Copy every line of the data that contains the string "shared".

[start RECORDS FOR THIS TASK]

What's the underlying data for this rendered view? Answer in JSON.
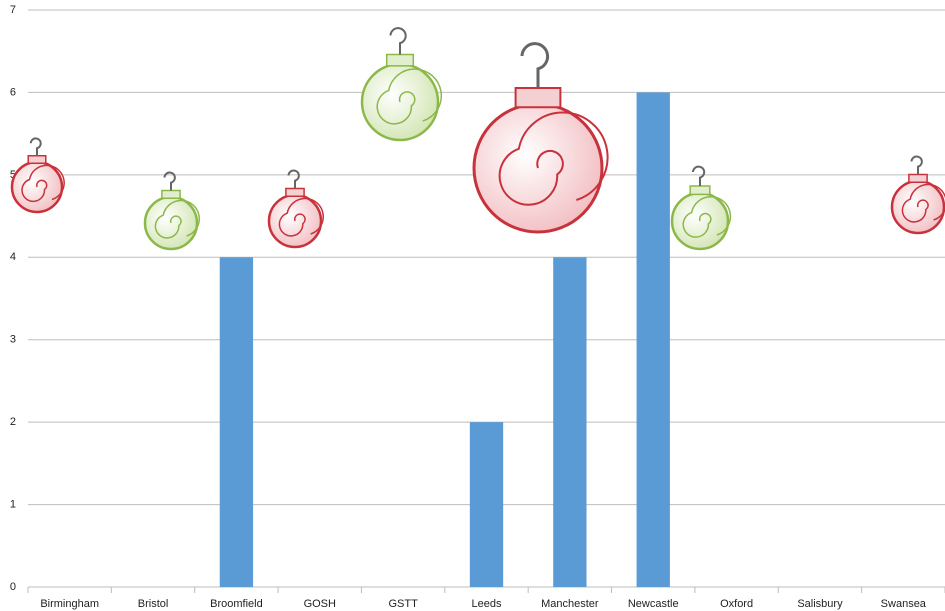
{
  "chart_data": {
    "type": "bar",
    "categories": [
      "Birmingham",
      "Bristol",
      "Broomfield",
      "GOSH",
      "GSTT",
      "Leeds",
      "Manchester",
      "Newcastle",
      "Oxford",
      "Salisbury",
      "Swansea"
    ],
    "values": [
      0,
      0,
      4,
      0,
      0,
      2,
      4,
      6,
      0,
      0,
      0
    ],
    "color": "#5b9bd5",
    "ylim": [
      0,
      7
    ],
    "yticks": [
      0,
      1,
      2,
      3,
      4,
      5,
      6,
      7
    ],
    "grid": true
  }
}
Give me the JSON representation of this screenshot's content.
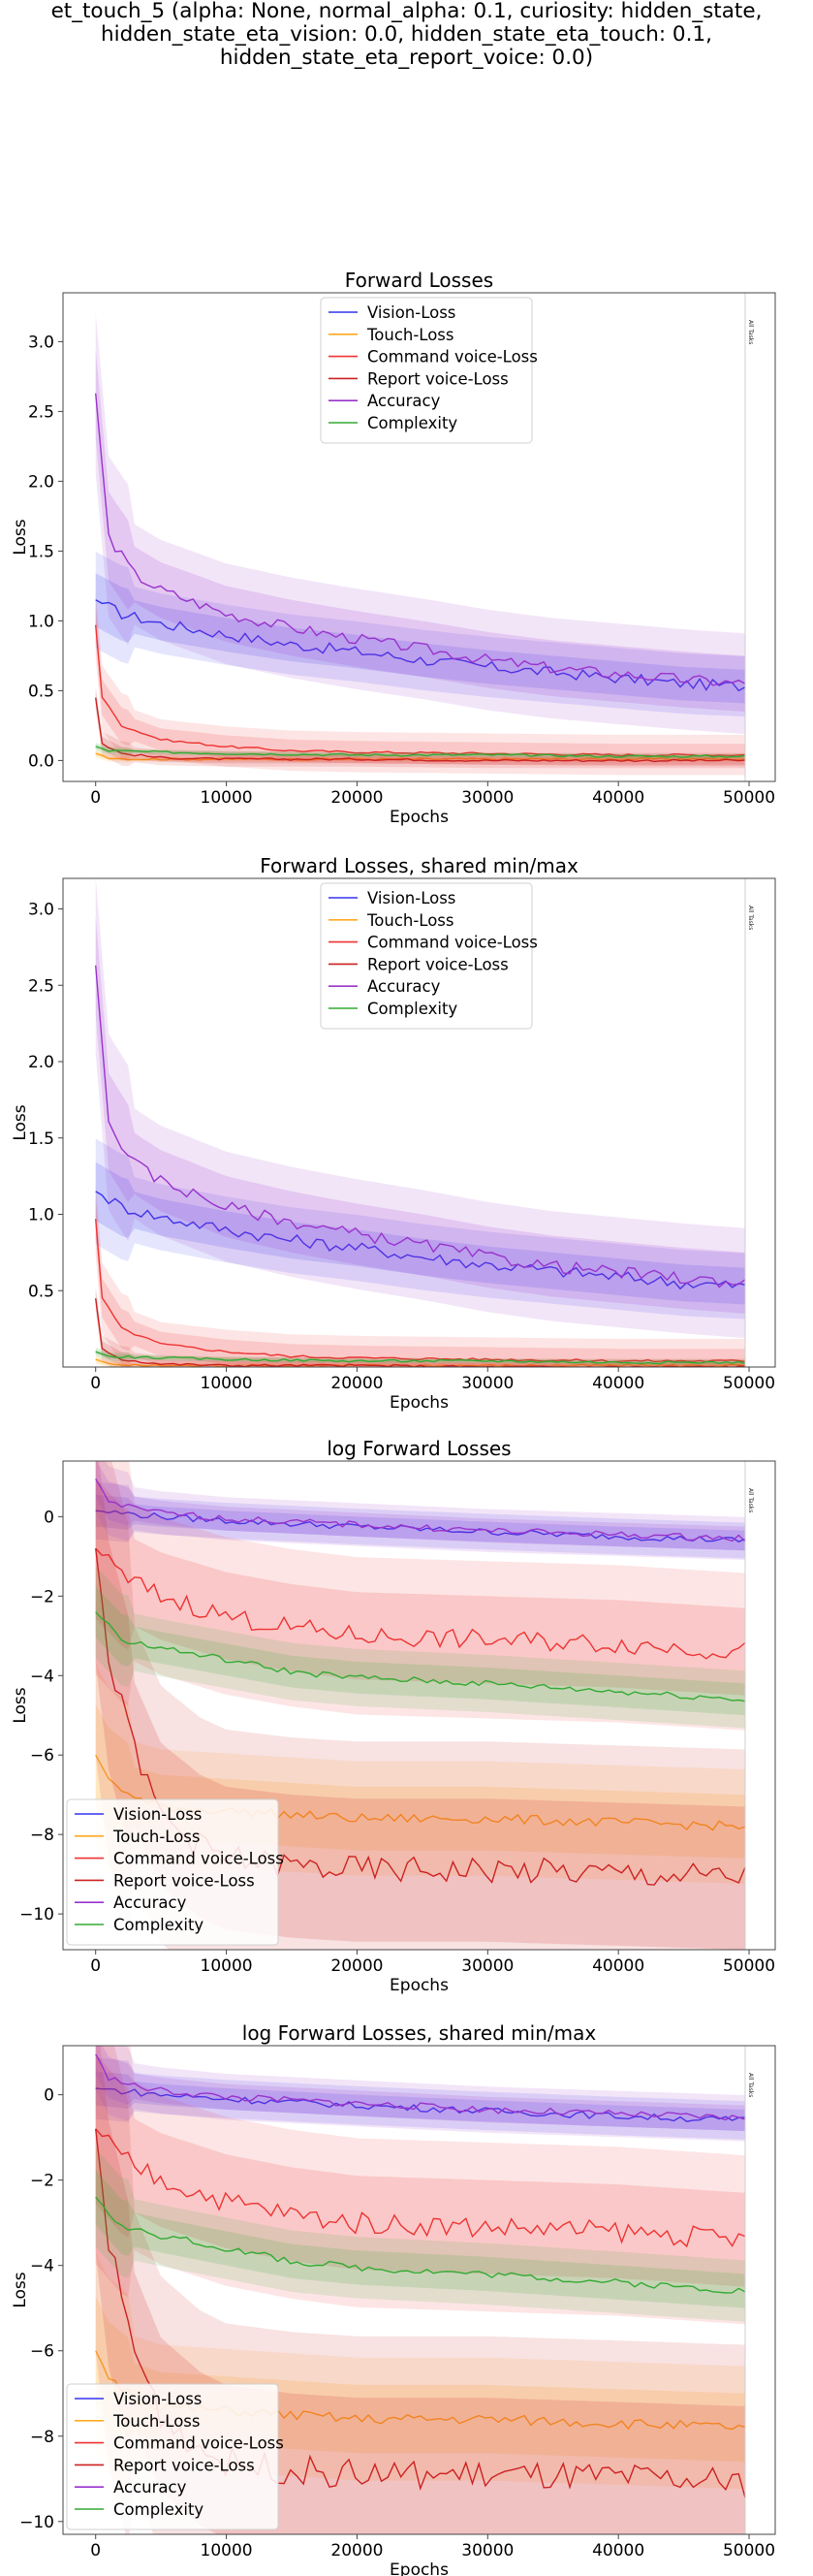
{
  "figure_title_lines": [
    "et_touch_5 (alpha: None, normal_alpha: 0.1, curiosity: hidden_state,",
    "hidden_state_eta_vision: 0.0, hidden_state_eta_touch: 0.1,",
    "hidden_state_eta_report_voice: 0.0)"
  ],
  "colors": {
    "Vision-Loss": "#3333ee",
    "Touch-Loss": "#ffaa22",
    "Command voice-Loss": "#ee3333",
    "Report voice-Loss": "#cc2222",
    "Accuracy": "#9933cc",
    "Complexity": "#33aa33"
  },
  "chart_data": [
    {
      "type": "line",
      "title": "Forward Losses",
      "xlabel": "Epochs",
      "ylabel": "Loss",
      "xlim": [
        -2500,
        52000
      ],
      "ylim": [
        -0.15,
        3.35
      ],
      "xticks": [
        0,
        10000,
        20000,
        30000,
        40000,
        50000
      ],
      "yticks": [
        0.0,
        0.5,
        1.0,
        1.5,
        2.0,
        2.5,
        3.0
      ],
      "ytick_labels": [
        "0.0",
        "0.5",
        "1.0",
        "1.5",
        "2.0",
        "2.5",
        "3.0"
      ],
      "vline_x": 49700,
      "vline_label": "All Tasks",
      "legend_position": "top-center",
      "log": false,
      "series": [
        {
          "name": "Vision-Loss",
          "x": [
            0,
            2000,
            5000,
            10000,
            15000,
            20000,
            25000,
            30000,
            35000,
            40000,
            45000,
            49700
          ],
          "values": [
            1.15,
            1.05,
            0.98,
            0.9,
            0.83,
            0.78,
            0.72,
            0.67,
            0.63,
            0.59,
            0.55,
            0.53
          ]
        },
        {
          "name": "Touch-Loss",
          "x": [
            0,
            1000,
            3000,
            10000,
            20000,
            30000,
            40000,
            49700
          ],
          "values": [
            0.05,
            0.02,
            0.01,
            0.01,
            0.01,
            0.01,
            0.01,
            0.01
          ]
        },
        {
          "name": "Command voice-Loss",
          "x": [
            0,
            500,
            2000,
            5000,
            10000,
            15000,
            20000,
            30000,
            40000,
            49700
          ],
          "values": [
            0.97,
            0.45,
            0.25,
            0.15,
            0.1,
            0.07,
            0.06,
            0.05,
            0.04,
            0.04
          ]
        },
        {
          "name": "Report voice-Loss",
          "x": [
            0,
            500,
            2000,
            5000,
            10000,
            20000,
            30000,
            40000,
            49700
          ],
          "values": [
            0.45,
            0.12,
            0.05,
            0.02,
            0.01,
            0.01,
            0.0,
            0.0,
            0.0
          ]
        },
        {
          "name": "Accuracy",
          "x": [
            0,
            1000,
            3000,
            5000,
            10000,
            15000,
            20000,
            25000,
            30000,
            35000,
            40000,
            45000,
            49700
          ],
          "values": [
            2.63,
            1.6,
            1.33,
            1.22,
            1.05,
            0.95,
            0.87,
            0.8,
            0.72,
            0.66,
            0.62,
            0.58,
            0.55
          ]
        },
        {
          "name": "Complexity",
          "x": [
            0,
            1000,
            5000,
            10000,
            20000,
            30000,
            40000,
            49700
          ],
          "values": [
            0.1,
            0.07,
            0.06,
            0.05,
            0.04,
            0.04,
            0.03,
            0.03
          ]
        }
      ]
    },
    {
      "type": "line",
      "title": "Forward Losses, shared min/max",
      "xlabel": "Epochs",
      "ylabel": "Loss",
      "xlim": [
        -2500,
        52000
      ],
      "ylim": [
        0.0,
        3.2
      ],
      "xticks": [
        0,
        10000,
        20000,
        30000,
        40000,
        50000
      ],
      "yticks": [
        0.5,
        1.0,
        1.5,
        2.0,
        2.5,
        3.0
      ],
      "ytick_labels": [
        "0.5",
        "1.0",
        "1.5",
        "2.0",
        "2.5",
        "3.0"
      ],
      "vline_x": 49700,
      "vline_label": "All Tasks",
      "legend_position": "top-center",
      "log": false,
      "series": [
        {
          "name": "Vision-Loss",
          "x": [
            0,
            2000,
            5000,
            10000,
            15000,
            20000,
            25000,
            30000,
            35000,
            40000,
            45000,
            49700
          ],
          "values": [
            1.15,
            1.05,
            0.98,
            0.9,
            0.83,
            0.78,
            0.72,
            0.67,
            0.63,
            0.59,
            0.55,
            0.53
          ]
        },
        {
          "name": "Touch-Loss",
          "x": [
            0,
            1000,
            3000,
            10000,
            20000,
            30000,
            40000,
            49700
          ],
          "values": [
            0.05,
            0.02,
            0.01,
            0.01,
            0.01,
            0.01,
            0.01,
            0.01
          ]
        },
        {
          "name": "Command voice-Loss",
          "x": [
            0,
            500,
            2000,
            5000,
            10000,
            15000,
            20000,
            30000,
            40000,
            49700
          ],
          "values": [
            0.97,
            0.45,
            0.25,
            0.15,
            0.1,
            0.07,
            0.06,
            0.05,
            0.04,
            0.04
          ]
        },
        {
          "name": "Report voice-Loss",
          "x": [
            0,
            500,
            2000,
            5000,
            10000,
            20000,
            30000,
            40000,
            49700
          ],
          "values": [
            0.45,
            0.12,
            0.05,
            0.02,
            0.01,
            0.01,
            0.0,
            0.0,
            0.0
          ]
        },
        {
          "name": "Accuracy",
          "x": [
            0,
            1000,
            3000,
            5000,
            10000,
            15000,
            20000,
            25000,
            30000,
            35000,
            40000,
            45000,
            49700
          ],
          "values": [
            2.63,
            1.6,
            1.33,
            1.22,
            1.05,
            0.95,
            0.87,
            0.8,
            0.72,
            0.66,
            0.62,
            0.58,
            0.55
          ]
        },
        {
          "name": "Complexity",
          "x": [
            0,
            1000,
            5000,
            10000,
            20000,
            30000,
            40000,
            49700
          ],
          "values": [
            0.1,
            0.07,
            0.06,
            0.05,
            0.04,
            0.04,
            0.03,
            0.03
          ]
        }
      ]
    },
    {
      "type": "line",
      "title": "log Forward Losses",
      "xlabel": "Epochs",
      "ylabel": "Loss",
      "xlim": [
        -2500,
        52000
      ],
      "ylim": [
        -10.9,
        1.4
      ],
      "xticks": [
        0,
        10000,
        20000,
        30000,
        40000,
        50000
      ],
      "yticks": [
        0,
        -2,
        -4,
        -6,
        -8,
        -10
      ],
      "ytick_labels": [
        "0",
        "−2",
        "−4",
        "−6",
        "−8",
        "−10"
      ],
      "vline_x": 49700,
      "vline_label": "All Tasks",
      "legend_position": "bottom-left",
      "log": true,
      "series": [
        {
          "name": "Vision-Loss",
          "x": [
            0,
            5000,
            10000,
            20000,
            30000,
            40000,
            49700
          ],
          "values": [
            0.15,
            0.0,
            -0.1,
            -0.25,
            -0.38,
            -0.5,
            -0.6
          ]
        },
        {
          "name": "Touch-Loss",
          "x": [
            0,
            1000,
            3000,
            5000,
            10000,
            20000,
            30000,
            40000,
            49700
          ],
          "values": [
            -6.0,
            -6.6,
            -7.1,
            -7.3,
            -7.4,
            -7.6,
            -7.6,
            -7.7,
            -7.8
          ]
        },
        {
          "name": "Command voice-Loss",
          "x": [
            0,
            2000,
            5000,
            10000,
            15000,
            20000,
            30000,
            40000,
            49700
          ],
          "values": [
            -0.8,
            -1.5,
            -2.0,
            -2.5,
            -2.8,
            -3.0,
            -3.1,
            -3.2,
            -3.4
          ]
        },
        {
          "name": "Report voice-Loss",
          "x": [
            0,
            1000,
            3000,
            5000,
            8000,
            10000,
            15000,
            20000,
            30000,
            40000,
            49700
          ],
          "values": [
            -0.8,
            -3.5,
            -6.0,
            -7.5,
            -8.3,
            -8.6,
            -8.8,
            -8.9,
            -8.9,
            -9.0,
            -9.1
          ]
        },
        {
          "name": "Accuracy",
          "x": [
            0,
            1000,
            3000,
            5000,
            10000,
            20000,
            30000,
            40000,
            49700
          ],
          "values": [
            0.95,
            0.4,
            0.2,
            0.1,
            -0.05,
            -0.2,
            -0.35,
            -0.45,
            -0.55
          ]
        },
        {
          "name": "Complexity",
          "x": [
            0,
            2000,
            5000,
            10000,
            15000,
            20000,
            30000,
            40000,
            49700
          ],
          "values": [
            -2.4,
            -3.1,
            -3.3,
            -3.6,
            -3.9,
            -4.05,
            -4.2,
            -4.4,
            -4.6
          ]
        }
      ]
    },
    {
      "type": "line",
      "title": "log Forward Losses, shared min/max",
      "xlabel": "Epochs",
      "ylabel": "Loss",
      "xlim": [
        -2500,
        52000
      ],
      "ylim": [
        -10.3,
        1.15
      ],
      "xticks": [
        0,
        10000,
        20000,
        30000,
        40000,
        50000
      ],
      "yticks": [
        0,
        -2,
        -4,
        -6,
        -8,
        -10
      ],
      "ytick_labels": [
        "0",
        "−2",
        "−4",
        "−6",
        "−8",
        "−10"
      ],
      "vline_x": 49700,
      "vline_label": "All Tasks",
      "legend_position": "bottom-left",
      "log": true,
      "series": [
        {
          "name": "Vision-Loss",
          "x": [
            0,
            5000,
            10000,
            20000,
            30000,
            40000,
            49700
          ],
          "values": [
            0.15,
            0.0,
            -0.1,
            -0.25,
            -0.38,
            -0.5,
            -0.6
          ]
        },
        {
          "name": "Touch-Loss",
          "x": [
            0,
            1000,
            3000,
            5000,
            10000,
            20000,
            30000,
            40000,
            49700
          ],
          "values": [
            -6.0,
            -6.6,
            -7.1,
            -7.3,
            -7.4,
            -7.6,
            -7.6,
            -7.7,
            -7.8
          ]
        },
        {
          "name": "Command voice-Loss",
          "x": [
            0,
            2000,
            5000,
            10000,
            15000,
            20000,
            30000,
            40000,
            49700
          ],
          "values": [
            -0.8,
            -1.5,
            -2.0,
            -2.5,
            -2.8,
            -3.0,
            -3.1,
            -3.2,
            -3.4
          ]
        },
        {
          "name": "Report voice-Loss",
          "x": [
            0,
            1000,
            3000,
            5000,
            8000,
            10000,
            15000,
            20000,
            30000,
            40000,
            49700
          ],
          "values": [
            -0.8,
            -3.5,
            -6.0,
            -7.5,
            -8.3,
            -8.6,
            -8.8,
            -8.9,
            -8.9,
            -9.0,
            -9.1
          ]
        },
        {
          "name": "Accuracy",
          "x": [
            0,
            1000,
            3000,
            5000,
            10000,
            20000,
            30000,
            40000,
            49700
          ],
          "values": [
            0.95,
            0.4,
            0.2,
            0.1,
            -0.05,
            -0.2,
            -0.35,
            -0.45,
            -0.55
          ]
        },
        {
          "name": "Complexity",
          "x": [
            0,
            2000,
            5000,
            10000,
            15000,
            20000,
            30000,
            40000,
            49700
          ],
          "values": [
            -2.4,
            -3.1,
            -3.3,
            -3.6,
            -3.9,
            -4.05,
            -4.2,
            -4.4,
            -4.6
          ]
        }
      ]
    }
  ]
}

[end RECORDS FOR THIS TASK]

**OUTPUT FOR THIS EXERCISE**
      "title": "Forward Losses, shared min/max",
      "title": "log Forward Losses, shared min/max",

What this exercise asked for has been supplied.